===== Texte à lire
Un exemple de pied dans la porte que l’on retrouve régulièrement dans les stratégies marketing des startups B2B, est l’Ebook gratuit. En particulier pour les SaaS B2B. La technique consiste à créer un contenu long, pédagogique et le laisser en téléchargement sur son site contre un email. Il s’agit en réalité du début d’une relation commerciale, entre la marque et son prospect.

Comet.co est une startup qui permet aux entreprises de trouver des développeurs adaptés à leurs besoins. Avant de convertir les entreprises visitant leur site, ils proposent des ressources gratuites qui sont très demandées par leur cible. Par exemple ils mettent à disposition un ebook expliquant pourquoi et comment travailler avec des freelances.

Page de téléchargement de l’ebook de comet.co

On retrouve ici un premier formulaire qui engage le prospect, et on est proche des expériences de Freedman et Fraser en 1966 : il s’agit d’un formulaire avec plusieurs informations importantes à caractère personnel et professionnel L’individu s’engage en donnant son adresse email professionnelle et avoue à la startup (et à lui-même) qu’il est intéressé par la thématique. Un processus d’auto-conviction se met alors en marche.

Dans cette situation, l’ebook fait office de “lead magnet” : un contenu offert sur le web, qui permet de générer un prospect en contrepartie pour la startup. “Lead” pour prospect, et “magnet” pour faire référence à l’aimant, qui attire les prospects.
==========
===== Lignes de données
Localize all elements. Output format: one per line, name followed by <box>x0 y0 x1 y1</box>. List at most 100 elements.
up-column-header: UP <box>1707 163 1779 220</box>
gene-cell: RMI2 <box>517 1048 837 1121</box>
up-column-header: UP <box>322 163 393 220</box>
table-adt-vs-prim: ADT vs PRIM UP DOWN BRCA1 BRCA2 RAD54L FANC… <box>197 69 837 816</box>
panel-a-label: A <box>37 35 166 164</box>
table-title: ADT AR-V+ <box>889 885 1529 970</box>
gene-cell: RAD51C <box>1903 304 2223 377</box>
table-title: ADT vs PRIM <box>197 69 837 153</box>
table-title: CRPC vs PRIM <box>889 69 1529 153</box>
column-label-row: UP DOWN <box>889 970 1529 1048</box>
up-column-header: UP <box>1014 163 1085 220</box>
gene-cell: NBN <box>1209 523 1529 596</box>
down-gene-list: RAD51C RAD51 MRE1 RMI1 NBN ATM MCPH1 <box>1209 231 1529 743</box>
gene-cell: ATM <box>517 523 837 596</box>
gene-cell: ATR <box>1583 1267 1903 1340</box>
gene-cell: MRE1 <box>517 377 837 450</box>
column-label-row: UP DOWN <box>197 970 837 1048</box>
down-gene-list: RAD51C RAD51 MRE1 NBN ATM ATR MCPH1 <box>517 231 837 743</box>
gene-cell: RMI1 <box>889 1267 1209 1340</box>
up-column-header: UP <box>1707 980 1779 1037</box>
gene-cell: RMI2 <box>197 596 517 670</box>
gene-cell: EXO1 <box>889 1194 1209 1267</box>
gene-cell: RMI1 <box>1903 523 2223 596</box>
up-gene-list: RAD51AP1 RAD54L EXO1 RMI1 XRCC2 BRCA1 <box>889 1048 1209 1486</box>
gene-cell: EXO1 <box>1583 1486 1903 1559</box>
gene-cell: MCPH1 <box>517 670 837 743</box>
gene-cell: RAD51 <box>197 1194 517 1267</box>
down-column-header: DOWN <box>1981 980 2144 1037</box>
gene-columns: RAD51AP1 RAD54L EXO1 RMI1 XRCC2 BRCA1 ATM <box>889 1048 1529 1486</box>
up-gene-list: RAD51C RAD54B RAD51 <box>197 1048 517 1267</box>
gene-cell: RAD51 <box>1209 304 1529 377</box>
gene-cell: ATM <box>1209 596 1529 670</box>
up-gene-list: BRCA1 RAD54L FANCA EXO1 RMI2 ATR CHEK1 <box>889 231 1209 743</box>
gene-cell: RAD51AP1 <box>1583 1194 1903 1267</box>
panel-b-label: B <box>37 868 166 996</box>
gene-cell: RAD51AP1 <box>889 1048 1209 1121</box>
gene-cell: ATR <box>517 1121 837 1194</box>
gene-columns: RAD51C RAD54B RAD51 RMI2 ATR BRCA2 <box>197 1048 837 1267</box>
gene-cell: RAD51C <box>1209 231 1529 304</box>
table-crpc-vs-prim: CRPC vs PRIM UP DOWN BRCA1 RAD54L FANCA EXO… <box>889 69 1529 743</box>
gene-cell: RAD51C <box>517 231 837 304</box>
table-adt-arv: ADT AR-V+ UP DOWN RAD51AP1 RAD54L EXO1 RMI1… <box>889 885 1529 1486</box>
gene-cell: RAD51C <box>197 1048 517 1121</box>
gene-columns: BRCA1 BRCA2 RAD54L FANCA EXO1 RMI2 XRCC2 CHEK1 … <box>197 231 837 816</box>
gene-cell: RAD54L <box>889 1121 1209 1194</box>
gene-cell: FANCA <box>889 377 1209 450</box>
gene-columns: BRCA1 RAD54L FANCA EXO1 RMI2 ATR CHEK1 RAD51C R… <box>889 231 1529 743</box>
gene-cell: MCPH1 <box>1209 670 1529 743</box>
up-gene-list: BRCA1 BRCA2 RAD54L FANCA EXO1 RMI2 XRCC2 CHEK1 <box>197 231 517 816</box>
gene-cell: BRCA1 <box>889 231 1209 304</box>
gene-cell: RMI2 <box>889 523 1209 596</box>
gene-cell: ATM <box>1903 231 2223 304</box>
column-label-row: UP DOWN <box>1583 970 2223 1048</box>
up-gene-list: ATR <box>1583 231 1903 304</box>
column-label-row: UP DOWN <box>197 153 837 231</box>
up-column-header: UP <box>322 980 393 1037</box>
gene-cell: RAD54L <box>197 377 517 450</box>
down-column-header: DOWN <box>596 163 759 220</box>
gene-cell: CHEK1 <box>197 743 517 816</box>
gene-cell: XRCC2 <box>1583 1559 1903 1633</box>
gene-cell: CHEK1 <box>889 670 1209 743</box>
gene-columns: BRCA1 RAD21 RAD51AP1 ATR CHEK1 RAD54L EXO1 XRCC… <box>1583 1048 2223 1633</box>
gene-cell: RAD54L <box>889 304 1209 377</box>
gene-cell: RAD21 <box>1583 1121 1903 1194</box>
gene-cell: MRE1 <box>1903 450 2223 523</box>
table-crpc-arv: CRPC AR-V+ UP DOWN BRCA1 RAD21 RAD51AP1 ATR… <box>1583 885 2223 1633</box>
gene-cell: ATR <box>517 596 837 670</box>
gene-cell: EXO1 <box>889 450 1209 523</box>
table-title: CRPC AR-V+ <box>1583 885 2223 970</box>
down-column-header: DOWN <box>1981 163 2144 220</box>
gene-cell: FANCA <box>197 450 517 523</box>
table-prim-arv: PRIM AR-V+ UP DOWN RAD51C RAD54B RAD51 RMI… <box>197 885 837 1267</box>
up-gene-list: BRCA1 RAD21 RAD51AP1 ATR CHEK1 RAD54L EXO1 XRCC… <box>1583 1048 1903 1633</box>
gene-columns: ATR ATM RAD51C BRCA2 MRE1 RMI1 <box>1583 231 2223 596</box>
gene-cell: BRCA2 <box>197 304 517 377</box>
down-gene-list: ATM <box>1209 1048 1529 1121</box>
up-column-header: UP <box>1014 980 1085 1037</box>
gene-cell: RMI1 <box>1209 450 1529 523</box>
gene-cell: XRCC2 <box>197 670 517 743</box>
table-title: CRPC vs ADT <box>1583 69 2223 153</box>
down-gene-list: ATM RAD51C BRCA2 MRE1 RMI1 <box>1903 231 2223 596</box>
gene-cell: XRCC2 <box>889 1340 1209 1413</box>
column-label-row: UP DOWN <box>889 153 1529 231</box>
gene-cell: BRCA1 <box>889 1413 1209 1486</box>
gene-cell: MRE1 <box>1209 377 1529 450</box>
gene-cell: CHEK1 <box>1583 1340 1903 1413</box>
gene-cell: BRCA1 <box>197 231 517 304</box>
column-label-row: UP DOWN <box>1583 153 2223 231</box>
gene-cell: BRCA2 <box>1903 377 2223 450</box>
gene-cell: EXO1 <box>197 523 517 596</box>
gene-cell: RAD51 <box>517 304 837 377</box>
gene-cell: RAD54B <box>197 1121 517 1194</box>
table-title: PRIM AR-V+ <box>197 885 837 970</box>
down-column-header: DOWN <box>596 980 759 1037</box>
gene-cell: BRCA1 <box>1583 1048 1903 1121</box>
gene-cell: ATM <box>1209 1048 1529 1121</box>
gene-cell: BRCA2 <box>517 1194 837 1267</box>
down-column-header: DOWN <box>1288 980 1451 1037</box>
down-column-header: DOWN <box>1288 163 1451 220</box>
==========
Consignes>
A) Pour chacune des affirmations suivantes, indiquez par oui ou non si elle concorde avec le texte à lire, en citant mot pour mot le passage décisif : (i) Comet.co permet aux entreprises de trouver des développeurs ; (ii) l'ebook gratuit se télécharge sans aucune contrepartie ; (iii) le mot « magnet » renvoie à l'aimant.
B) Exprimez sous forme de liste JSON de chaînes, une chaîne par ligne et sans les lignes vides, le passage des lignes de données allant du début de ces lignes jusqu'à la ligne contenant "down-gene-list: RAD51C RAD51 MRE1 RMI1", bornes comprises, s'il vous plaît.

Réponses par consigne>
A)
(i) Oui : « permet aux entreprises de trouver des développeurs adaptés à leurs besoins ».
(ii) Non : « le laisser en téléchargement sur son site contre un email ».
(iii) Oui : « “magnet” pour faire référence à l’aimant ».

B)
[
  "Localize all elements. Output format: one per line, name followed by <box>x0 y0 x1 y1</box>. List at most 100 elements.",
  "up-column-header: UP <box>1707 163 1779 220</box>",
  "gene-cell: RMI2 <box>517 1048 837 1121</box>",
  "up-column-header: UP <box>322 163 393 220</box>",
  "table-adt-vs-prim: ADT vs PRIM UP DOWN BRCA1 BRCA2 RAD54L FANC… <box>197 69 837 816</box>",
  "panel-a-label: A <box>37 35 166 164</box>",
  "table-title: ADT AR-V+ <box>889 885 1529 970</box>",
  "gene-cell: RAD51C <box>1903 304 2223 377</box>",
  "table-title: ADT vs PRIM <box>197 69 837 153</box>",
  "table-title: CRPC vs PRIM <box>889 69 1529 153</box>",
  "column-label-row: UP DOWN <box>889 970 1529 1048</box>",
  "up-column-header: UP <box>1014 163 1085 220</box>",
  "gene-cell: NBN <box>1209 523 1529 596</box>",
  "down-gene-list: RAD51C RAD51 MRE1 RMI1 NBN ATM MCPH1 <box>1209 231 1529 743</box>"
]